* Given problem *
Verbatim output of all the material below is required.
-- start Excerpted data --
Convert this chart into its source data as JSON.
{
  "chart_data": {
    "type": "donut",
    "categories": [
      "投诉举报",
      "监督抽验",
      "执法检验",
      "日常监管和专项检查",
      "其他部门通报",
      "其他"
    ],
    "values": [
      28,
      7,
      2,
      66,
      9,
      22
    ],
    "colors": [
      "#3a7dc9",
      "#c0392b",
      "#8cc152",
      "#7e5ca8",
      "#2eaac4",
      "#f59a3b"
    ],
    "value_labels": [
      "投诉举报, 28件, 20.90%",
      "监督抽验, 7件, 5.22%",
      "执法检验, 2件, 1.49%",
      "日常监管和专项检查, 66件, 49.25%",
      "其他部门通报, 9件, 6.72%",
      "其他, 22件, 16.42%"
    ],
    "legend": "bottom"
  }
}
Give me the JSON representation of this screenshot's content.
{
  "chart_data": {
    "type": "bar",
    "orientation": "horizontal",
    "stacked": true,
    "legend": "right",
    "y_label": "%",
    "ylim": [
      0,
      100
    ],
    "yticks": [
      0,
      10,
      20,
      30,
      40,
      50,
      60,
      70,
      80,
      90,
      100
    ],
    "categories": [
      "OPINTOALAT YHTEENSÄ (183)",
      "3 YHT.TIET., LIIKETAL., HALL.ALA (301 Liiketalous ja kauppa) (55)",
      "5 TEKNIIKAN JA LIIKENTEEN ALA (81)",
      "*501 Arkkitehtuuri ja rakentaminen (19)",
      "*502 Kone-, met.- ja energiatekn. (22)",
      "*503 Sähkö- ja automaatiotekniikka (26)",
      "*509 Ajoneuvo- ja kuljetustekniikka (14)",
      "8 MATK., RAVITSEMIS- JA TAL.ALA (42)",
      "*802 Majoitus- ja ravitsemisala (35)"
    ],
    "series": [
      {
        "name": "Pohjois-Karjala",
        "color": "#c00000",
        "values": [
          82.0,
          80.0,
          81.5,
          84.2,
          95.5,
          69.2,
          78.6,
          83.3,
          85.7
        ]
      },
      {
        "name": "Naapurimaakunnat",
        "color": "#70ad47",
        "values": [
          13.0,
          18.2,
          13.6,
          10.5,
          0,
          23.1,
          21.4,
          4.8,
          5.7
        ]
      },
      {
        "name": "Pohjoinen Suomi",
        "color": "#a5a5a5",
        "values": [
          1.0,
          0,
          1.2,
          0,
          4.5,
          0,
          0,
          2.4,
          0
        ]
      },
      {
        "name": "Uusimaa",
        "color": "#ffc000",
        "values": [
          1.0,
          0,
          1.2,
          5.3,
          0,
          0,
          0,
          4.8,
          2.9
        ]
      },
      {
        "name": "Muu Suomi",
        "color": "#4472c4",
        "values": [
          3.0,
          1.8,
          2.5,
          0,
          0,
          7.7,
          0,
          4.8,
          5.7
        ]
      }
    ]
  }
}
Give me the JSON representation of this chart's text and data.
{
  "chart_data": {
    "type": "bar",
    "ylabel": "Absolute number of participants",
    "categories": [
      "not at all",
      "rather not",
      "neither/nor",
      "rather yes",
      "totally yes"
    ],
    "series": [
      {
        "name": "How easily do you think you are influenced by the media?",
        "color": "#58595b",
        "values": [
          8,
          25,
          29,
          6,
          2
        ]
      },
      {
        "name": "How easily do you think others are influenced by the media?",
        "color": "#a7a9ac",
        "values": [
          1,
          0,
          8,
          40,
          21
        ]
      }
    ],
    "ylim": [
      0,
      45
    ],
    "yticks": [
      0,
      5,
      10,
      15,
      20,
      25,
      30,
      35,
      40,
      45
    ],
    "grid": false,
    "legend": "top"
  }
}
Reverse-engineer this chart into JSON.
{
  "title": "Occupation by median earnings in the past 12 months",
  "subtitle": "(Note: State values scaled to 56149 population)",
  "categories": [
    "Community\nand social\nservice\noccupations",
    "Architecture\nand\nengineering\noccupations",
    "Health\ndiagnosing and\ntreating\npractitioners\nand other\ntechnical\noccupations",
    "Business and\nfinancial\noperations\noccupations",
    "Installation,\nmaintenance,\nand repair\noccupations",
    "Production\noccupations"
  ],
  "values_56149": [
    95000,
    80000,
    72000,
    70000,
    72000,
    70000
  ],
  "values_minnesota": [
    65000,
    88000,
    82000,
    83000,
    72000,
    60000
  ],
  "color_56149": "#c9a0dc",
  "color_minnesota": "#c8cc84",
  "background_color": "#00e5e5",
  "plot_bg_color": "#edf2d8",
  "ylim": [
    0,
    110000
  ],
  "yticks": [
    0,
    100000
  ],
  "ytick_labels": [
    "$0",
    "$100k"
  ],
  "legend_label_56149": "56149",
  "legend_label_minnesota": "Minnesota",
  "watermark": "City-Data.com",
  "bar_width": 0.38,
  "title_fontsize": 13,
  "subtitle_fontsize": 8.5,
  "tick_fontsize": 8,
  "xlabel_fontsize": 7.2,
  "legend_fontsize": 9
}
-- end Excerpted data --
* Task solution *
Convert this chart into its source data as JSON.
{
  "chart_data": {
    "type": "donut",
    "categories": [
      "投诉举报",
      "监督抽验",
      "执法检验",
      "日常监管和专项检查",
      "其他部门通报",
      "其他"
    ],
    "values": [
      28,
      7,
      2,
      66,
      9,
      22
    ],
    "colors": [
      "#3a7dc9",
      "#c0392b",
      "#8cc152",
      "#7e5ca8",
      "#2eaac4",
      "#f59a3b"
    ],
    "value_labels": [
      "投诉举报, 28件, 20.90%",
      "监督抽验, 7件, 5.22%",
      "执法检验, 2件, 1.49%",
      "日常监管和专项检查, 66件, 49.25%",
      "其他部门通报, 9件, 6.72%",
      "其他, 22件, 16.42%"
    ],
    "legend": "bottom"
  }
}
Give me the JSON representation of this screenshot's content.
{
  "chart_data": {
    "type": "bar",
    "orientation": "horizontal",
    "stacked": true,
    "legend": "right",
    "y_label": "%",
    "ylim": [
      0,
      100
    ],
    "yticks": [
      0,
      10,
      20,
      30,
      40,
      50,
      60,
      70,
      80,
      90,
      100
    ],
    "categories": [
      "OPINTOALAT YHTEENSÄ (183)",
      "3 YHT.TIET., LIIKETAL., HALL.ALA (301 Liiketalous ja kauppa) (55)",
      "5 TEKNIIKAN JA LIIKENTEEN ALA (81)",
      "*501 Arkkitehtuuri ja rakentaminen (19)",
      "*502 Kone-, met.- ja energiatekn. (22)",
      "*503 Sähkö- ja automaatiotekniikka (26)",
      "*509 Ajoneuvo- ja kuljetustekniikka (14)",
      "8 MATK., RAVITSEMIS- JA TAL.ALA (42)",
      "*802 Majoitus- ja ravitsemisala (35)"
    ],
    "series": [
      {
        "name": "Pohjois-Karjala",
        "color": "#c00000",
        "values": [
          82.0,
          80.0,
          81.5,
          84.2,
          95.5,
          69.2,
          78.6,
          83.3,
          85.7
        ]
      },
      {
        "name": "Naapurimaakunnat",
        "color": "#70ad47",
        "values": [
          13.0,
          18.2,
          13.6,
          10.5,
          0,
          23.1,
          21.4,
          4.8,
          5.7
        ]
      },
      {
        "name": "Pohjoinen Suomi",
        "color": "#a5a5a5",
        "values": [
          1.0,
          0,
          1.2,
          0,
          4.5,
          0,
          0,
          2.4,
          0
        ]
      },
      {
        "name": "Uusimaa",
        "color": "#ffc000",
        "values": [
          1.0,
          0,
          1.2,
          5.3,
          0,
          0,
          0,
          4.8,
          2.9
        ]
      },
      {
        "name": "Muu Suomi",
        "color": "#4472c4",
        "values": [
          3.0,
          1.8,
          2.5,
          0,
          0,
          7.7,
          0,
          4.8,
          5.7
        ]
      }
    ]
  }
}
Give me the JSON representation of this chart's text and data.
{
  "chart_data": {
    "type": "bar",
    "ylabel": "Absolute number of participants",
    "categories": [
      "not at all",
      "rather not",
      "neither/nor",
      "rather yes",
      "totally yes"
    ],
    "series": [
      {
        "name": "How easily do you think you are influenced by the media?",
        "color": "#58595b",
        "values": [
          8,
          25,
          29,
          6,
          2
        ]
      },
      {
        "name": "How easily do you think others are influenced by the media?",
        "color": "#a7a9ac",
        "values": [
          1,
          0,
          8,
          40,
          21
        ]
      }
    ],
    "ylim": [
      0,
      45
    ],
    "yticks": [
      0,
      5,
      10,
      15,
      20,
      25,
      30,
      35,
      40,
      45
    ],
    "grid": false,
    "legend": "top"
  }
}
Reverse-engineer this chart into JSON.
{
  "title": "Occupation by median earnings in the past 12 months",
  "subtitle": "(Note: State values scaled to 56149 population)",
  "categories": [
    "Community\nand social\nservice\noccupations",
    "Architecture\nand\nengineering\noccupations",
    "Health\ndiagnosing and\ntreating\npractitioners\nand other\ntechnical\noccupations",
    "Business and\nfinancial\noperations\noccupations",
    "Installation,\nmaintenance,\nand repair\noccupations",
    "Production\noccupations"
  ],
  "values_56149": [
    95000,
    80000,
    72000,
    70000,
    72000,
    70000
  ],
  "values_minnesota": [
    65000,
    88000,
    82000,
    83000,
    72000,
    60000
  ],
  "color_56149": "#c9a0dc",
  "color_minnesota": "#c8cc84",
  "background_color": "#00e5e5",
  "plot_bg_color": "#edf2d8",
  "ylim": [
    0,
    110000
  ],
  "yticks": [
    0,
    100000
  ],
  "ytick_labels": [
    "$0",
    "$100k"
  ],
  "legend_label_56149": "56149",
  "legend_label_minnesota": "Minnesota",
  "watermark": "City-Data.com",
  "bar_width": 0.38,
  "title_fontsize": 13,
  "subtitle_fontsize": 8.5,
  "tick_fontsize": 8,
  "xlabel_fontsize": 7.2,
  "legend_fontsize": 9
}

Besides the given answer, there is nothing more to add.